Look through the lines below and extract any with the word "chevron".

A run of records:
########
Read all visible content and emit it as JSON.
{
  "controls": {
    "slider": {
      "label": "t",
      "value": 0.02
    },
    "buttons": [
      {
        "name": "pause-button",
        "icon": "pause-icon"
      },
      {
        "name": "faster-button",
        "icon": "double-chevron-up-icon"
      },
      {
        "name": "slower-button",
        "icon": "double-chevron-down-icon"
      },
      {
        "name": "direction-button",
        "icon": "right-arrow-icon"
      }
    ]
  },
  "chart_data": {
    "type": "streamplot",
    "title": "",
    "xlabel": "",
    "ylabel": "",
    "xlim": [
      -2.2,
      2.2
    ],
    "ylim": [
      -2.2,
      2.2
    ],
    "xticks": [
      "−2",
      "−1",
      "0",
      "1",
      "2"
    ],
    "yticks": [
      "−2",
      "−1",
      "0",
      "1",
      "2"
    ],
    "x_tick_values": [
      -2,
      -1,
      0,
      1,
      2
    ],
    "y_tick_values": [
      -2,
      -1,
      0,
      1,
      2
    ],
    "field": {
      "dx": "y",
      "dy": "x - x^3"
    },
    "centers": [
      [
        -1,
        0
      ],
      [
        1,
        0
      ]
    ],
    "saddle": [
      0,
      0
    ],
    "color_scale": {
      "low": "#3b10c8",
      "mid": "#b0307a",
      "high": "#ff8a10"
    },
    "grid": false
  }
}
########
**EXERCISE OUTPUT**
        "icon": "double-chevron-up-icon"
        "icon": "double-chevron-down-icon"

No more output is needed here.